━━━━━ Sayfa
Öğretim üyemiz Doç.Dr. Murat Emre Kartal’ın Ege bölgesinde yaşanan depremler hakkında yapmış olduğu basin açıklaması

EGE BÖLGESİNDE DEPREM GERÇEĞİ VE SON KARABURUN, BODRUM DEPREMLERİ

 

Ege Bölgesi Türkiye deprem bölgeleri haritasında; batıda Gediz grabeni, kuzeyinde Tuzla fayı doğusunda Karaburun aktif fayları ile sınırlandırılmış bir bölgede yer almaktadır. Tarihsel dönemde bu bölge için 1899 Menderes depremi, yüzey yer değiştirmeleri gözlenen ilk depremdir. İzmir ili ve çevresinde tarihsel dönemlerden beri yıkıcı depremler nedeni ile can ve mal kayıpları olmuştur. 2017 yılı ile birlikte Ege Bölgesinde yaşanan 5-7 arasında büyüklüklerde kaydedilen depremler birçok vatandaşımız tarafından hissedilmiştir.
━━━━━━━━━━
● Yönerge 1:
Ege depremleriyle ilgili metinde "Ege Bölgesi Türkiye" ifadesinden "vatandaşımız tarafından hissedilmiştir." ifadesine kadar uzanan bölümü hiç değiştirmeden yineleyin.
● Yönerge 2:
Ege Bölgesi depremlerini anlatan metne göre aşağıdaki soruları yanıtlayın.
(a) Bölgede yüzey yer değiştirmelerinin gözlendiği ilk deprem hangisidir?
(b) Bölge kuzeyde hangi fayla sınırlanmaktadır?
(c) 2017 yılından itibaren bölgede hissedilen depremler hangi büyüklük aralığında kaydedilmiştir?
● Yönerge 3:
Ege Bölgesi'ndeki depremleri anlatan metni bittiği yerden ilerletin.
━━━━━ Sağlanan Bilgiler
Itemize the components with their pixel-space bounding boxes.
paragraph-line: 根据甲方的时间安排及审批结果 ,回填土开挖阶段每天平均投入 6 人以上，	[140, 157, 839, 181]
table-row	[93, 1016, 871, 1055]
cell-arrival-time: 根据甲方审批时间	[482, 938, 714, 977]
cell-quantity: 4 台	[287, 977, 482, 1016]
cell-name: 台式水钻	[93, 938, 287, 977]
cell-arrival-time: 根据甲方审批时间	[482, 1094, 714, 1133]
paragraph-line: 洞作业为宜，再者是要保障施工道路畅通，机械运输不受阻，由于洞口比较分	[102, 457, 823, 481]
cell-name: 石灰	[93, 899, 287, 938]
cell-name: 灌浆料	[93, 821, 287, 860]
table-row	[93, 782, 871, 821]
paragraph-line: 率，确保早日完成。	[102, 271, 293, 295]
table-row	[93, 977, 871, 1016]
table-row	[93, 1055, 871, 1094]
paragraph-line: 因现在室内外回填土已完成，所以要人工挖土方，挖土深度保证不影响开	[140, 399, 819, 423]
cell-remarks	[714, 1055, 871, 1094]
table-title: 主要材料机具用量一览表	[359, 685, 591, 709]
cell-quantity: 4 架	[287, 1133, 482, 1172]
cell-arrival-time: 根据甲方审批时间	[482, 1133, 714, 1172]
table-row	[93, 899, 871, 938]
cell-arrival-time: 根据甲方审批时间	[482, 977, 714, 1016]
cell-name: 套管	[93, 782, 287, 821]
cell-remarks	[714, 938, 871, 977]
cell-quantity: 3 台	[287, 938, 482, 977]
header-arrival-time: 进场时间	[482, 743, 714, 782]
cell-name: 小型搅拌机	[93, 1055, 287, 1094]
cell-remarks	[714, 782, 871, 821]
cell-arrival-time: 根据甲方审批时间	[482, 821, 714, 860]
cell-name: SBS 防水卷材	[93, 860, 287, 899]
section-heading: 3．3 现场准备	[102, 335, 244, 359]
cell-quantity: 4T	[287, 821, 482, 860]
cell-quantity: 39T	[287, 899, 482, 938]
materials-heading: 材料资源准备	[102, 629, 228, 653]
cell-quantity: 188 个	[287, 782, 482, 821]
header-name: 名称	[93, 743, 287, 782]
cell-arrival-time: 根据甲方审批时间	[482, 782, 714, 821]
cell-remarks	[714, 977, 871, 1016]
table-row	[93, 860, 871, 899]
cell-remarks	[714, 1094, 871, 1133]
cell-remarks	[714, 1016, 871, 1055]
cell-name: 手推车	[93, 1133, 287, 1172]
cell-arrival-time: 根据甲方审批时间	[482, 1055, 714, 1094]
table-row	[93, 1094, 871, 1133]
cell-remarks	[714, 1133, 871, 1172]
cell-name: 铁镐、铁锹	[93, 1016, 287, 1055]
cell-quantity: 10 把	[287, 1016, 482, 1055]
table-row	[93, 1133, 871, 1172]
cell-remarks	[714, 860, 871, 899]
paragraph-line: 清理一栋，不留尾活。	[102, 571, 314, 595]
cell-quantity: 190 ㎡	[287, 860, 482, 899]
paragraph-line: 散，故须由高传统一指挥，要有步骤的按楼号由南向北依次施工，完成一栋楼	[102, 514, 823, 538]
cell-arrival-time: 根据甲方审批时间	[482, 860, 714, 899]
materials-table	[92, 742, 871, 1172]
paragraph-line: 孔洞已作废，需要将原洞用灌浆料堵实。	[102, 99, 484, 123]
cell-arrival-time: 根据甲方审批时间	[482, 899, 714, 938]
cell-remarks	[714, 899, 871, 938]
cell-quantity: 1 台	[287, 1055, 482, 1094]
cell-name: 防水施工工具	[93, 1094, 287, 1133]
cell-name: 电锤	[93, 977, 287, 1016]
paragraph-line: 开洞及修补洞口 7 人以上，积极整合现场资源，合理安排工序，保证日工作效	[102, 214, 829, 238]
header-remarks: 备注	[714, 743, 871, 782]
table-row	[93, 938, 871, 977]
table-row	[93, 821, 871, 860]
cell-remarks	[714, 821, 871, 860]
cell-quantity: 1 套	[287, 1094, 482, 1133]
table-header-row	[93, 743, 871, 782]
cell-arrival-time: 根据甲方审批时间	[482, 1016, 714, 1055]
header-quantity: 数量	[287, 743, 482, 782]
━━━━━━━━━━
● Alıştırma Çıktısı 1:
Ege Bölgesi Türkiye deprem bölgeleri haritasında; batıda Gediz grabeni, kuzeyinde Tuzla fayı doğusunda Karaburun aktif fayları ile sınırlandırılmış bir bölgede yer almaktadır. Tarihsel dönemde bu bölge için 1899 Menderes depremi, yüzey yer değiştirmeleri gözlenen ilk depremdir. İzmir ili ve çevresinde tarihsel dönemlerden beri yıkıcı depremler nedeni ile can ve mal kayıpları olmuştur. 2017 yılı ile birlikte Ege Bölgesinde yaşanan 5-7 arasında büyüklüklerde kaydedilen depremler birçok vatandaşımız tarafından hissedilmiştir.

● Alıştırma Çıktısı 2:
(a) 1899 Menderes depremi.
(b) Tuzla fayı.
(c) 5 ile 7 arası.

● Alıştırma Çıktısı 3:
 

Ege Bölgesinin uygarlık geçmişine baktığımızda birçok medeniyetin depremlerden ciddi zarara uğradığını görüyoruz. Ege Denizi’ndeki depremlerin gerçekleştiği fay hattı ile Marmara Denizi’ndeki fay hattı tektonik rejim olarak farklı olup birbirinden bağımsızdır. Ancak doğrudan bir karşılaştırma yapmak çok doğru olmasa da KAF’da (Aktif sağ-yanal atımlı fay) aynı büyüklükte yaşanan depremlere göre Ege Bölgesinde ve özellikle Ege denizinde oluşan depremler mukayese edilecek olursa yapılarda oluşturacakları hasar bakımından daha büyüktür. Her ne kadar ülkemizde oluşan depremler genelde yerin 5-20 km altında oluşan, sığ depremler olarak adlandırılan depremler olsa da özellikle deniz tabanında ortaya çıkan depremler gerek yerleşim alanlarına olan uzaklık gerekse sıvı ortamda yayılan depremin enerjisini kaybederek yapılarda oluşacak hasar riskini düşürmesi ve buna bağlı oluşacak can kayıplarını azaltması açılarından düşünüldüğünde, bölge halkının sükunetini koruması ve endişeye kapılmaması son derece önemlidir.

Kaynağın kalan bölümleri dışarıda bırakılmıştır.